> **Document extract**
— START —

In addition, the 1970's were filled with continued controversy over planned segments of the Interstate System, especially in urban areas. Project opponents were turning increasingly to litigation to block Interstate projects, citing violations of Section 4(f) of the Department of Transportation Act protections for park and recreation lands, wildlife and waterfowl refuges, and historic sites; the National Environmental Policy Act of 1969; the National Historic Preservation Act of 1966; the Endangered Species Preservation Act of 1966; and a growing list of other statutory protections for the environment and communities.

Often, despite bitter citizen opposition, Mayors were hesitant to abandon the controversial routes - and the Federal dollars that came with them. The Federal-Aid Highway Act of 1973, and its subsequent amendments, provided a solution. It allowed State and local officials to ask, jointly, the Secretary of Transportation to remove the route from the Interstate System if it was not necessary for a connected network and a toll road would not be built in its place. In return, funding equal to the estimated cost of the Interstate route would be available for alternative highway and transit projects. This solution allowed the Mayors to bring controversies to an end without losing the money.

Even as State and Federal highway officials worked through these controversial issues and adapted to the new social consciousness, the post-Interstate era was not far from their thoughts.

— END —

> **Work to complete**
1) Please edit the Interstate history passage starting at "Even as State" and ending at "from their thoughts.", replacing "highway officials" with "transportation officials".
2) Answer these questions from the Interstate history passage:
(a) In what year was the National Environmental Policy Act passed?
(b) Which law let officials ask for a route's removal from the Interstate System?
(c) Whom did State and local officials have to ask, jointly, to remove a route?

> **Entries supplied**

— START —

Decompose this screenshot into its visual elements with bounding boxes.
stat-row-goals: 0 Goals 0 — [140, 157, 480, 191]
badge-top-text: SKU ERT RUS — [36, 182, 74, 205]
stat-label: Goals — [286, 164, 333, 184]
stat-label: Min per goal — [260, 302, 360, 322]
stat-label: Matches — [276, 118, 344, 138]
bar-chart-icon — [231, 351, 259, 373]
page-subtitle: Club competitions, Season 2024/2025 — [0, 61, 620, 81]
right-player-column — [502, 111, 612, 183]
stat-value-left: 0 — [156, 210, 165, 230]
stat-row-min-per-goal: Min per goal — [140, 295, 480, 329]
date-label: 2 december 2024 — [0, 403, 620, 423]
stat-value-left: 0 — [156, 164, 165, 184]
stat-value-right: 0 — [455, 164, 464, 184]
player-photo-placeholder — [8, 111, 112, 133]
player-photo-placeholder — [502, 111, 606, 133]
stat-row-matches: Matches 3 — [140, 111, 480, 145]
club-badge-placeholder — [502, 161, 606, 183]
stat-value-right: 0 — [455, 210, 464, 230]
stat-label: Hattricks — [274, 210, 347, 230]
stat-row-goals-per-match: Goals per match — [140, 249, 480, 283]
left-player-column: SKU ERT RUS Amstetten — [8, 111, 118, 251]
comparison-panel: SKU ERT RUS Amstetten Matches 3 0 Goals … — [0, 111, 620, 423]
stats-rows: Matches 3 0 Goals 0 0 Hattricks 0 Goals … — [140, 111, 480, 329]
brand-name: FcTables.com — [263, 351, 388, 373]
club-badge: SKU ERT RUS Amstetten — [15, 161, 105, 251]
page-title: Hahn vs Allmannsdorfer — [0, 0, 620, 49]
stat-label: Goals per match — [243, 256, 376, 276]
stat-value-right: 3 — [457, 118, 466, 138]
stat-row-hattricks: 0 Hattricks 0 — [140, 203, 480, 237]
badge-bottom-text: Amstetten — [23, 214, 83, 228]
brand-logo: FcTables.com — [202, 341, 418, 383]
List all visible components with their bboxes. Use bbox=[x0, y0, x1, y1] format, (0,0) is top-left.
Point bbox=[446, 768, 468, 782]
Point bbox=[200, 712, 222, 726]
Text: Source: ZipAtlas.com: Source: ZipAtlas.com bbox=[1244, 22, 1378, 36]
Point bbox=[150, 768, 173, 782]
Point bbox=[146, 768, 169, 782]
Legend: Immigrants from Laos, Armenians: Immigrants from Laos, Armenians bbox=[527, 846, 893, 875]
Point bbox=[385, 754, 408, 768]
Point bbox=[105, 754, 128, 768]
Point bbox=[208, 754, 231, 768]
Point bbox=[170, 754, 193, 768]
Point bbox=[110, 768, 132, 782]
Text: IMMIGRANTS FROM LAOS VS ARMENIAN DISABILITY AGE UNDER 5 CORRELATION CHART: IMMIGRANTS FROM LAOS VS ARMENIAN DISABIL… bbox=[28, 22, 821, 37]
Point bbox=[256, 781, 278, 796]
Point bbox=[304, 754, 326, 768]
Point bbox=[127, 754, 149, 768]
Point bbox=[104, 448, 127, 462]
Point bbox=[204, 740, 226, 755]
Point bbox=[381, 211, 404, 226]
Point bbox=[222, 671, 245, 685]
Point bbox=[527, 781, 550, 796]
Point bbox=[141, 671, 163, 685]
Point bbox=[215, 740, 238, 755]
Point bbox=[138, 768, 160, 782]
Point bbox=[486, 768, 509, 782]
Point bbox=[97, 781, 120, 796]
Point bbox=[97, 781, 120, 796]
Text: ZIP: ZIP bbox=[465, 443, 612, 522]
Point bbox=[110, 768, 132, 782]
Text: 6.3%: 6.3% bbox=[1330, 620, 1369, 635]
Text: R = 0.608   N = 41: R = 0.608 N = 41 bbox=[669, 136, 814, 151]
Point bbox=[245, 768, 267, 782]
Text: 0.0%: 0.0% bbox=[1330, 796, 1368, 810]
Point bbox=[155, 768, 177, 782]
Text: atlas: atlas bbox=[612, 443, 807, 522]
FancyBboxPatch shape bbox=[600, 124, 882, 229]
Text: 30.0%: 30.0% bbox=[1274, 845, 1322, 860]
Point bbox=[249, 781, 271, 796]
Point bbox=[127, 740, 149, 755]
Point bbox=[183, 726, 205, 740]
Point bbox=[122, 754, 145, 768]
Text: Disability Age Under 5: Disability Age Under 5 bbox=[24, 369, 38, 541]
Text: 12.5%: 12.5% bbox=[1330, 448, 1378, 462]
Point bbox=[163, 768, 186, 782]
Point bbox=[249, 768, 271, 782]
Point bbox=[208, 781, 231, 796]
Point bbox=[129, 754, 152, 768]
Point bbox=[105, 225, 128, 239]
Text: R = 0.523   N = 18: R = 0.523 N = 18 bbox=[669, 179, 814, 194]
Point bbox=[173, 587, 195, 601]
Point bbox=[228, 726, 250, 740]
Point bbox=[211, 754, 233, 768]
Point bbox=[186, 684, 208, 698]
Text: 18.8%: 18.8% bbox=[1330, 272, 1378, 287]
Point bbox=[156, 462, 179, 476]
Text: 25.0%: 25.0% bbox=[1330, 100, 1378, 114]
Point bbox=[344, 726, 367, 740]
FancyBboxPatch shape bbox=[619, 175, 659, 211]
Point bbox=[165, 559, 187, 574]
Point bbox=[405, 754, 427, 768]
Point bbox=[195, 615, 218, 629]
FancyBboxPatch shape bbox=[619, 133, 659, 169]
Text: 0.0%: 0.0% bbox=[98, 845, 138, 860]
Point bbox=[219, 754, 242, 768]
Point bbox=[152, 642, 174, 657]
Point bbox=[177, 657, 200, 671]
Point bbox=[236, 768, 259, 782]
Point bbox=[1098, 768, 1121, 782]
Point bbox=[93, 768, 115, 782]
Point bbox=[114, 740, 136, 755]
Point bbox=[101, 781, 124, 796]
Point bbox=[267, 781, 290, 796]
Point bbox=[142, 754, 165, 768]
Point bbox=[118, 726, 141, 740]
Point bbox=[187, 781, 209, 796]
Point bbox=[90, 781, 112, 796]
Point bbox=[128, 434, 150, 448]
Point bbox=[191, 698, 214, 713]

— END —

> **Solutions below**
1)
Even as State and Federal transportation officials worked through these controversial issues and adapted to the new social consciousness, the post-Interstate era was not far from their thoughts.

2)
(a) 1969
(b) The Federal-Aid Highway Act of 1973, and its subsequent amendments
(c) The Secretary of Transportation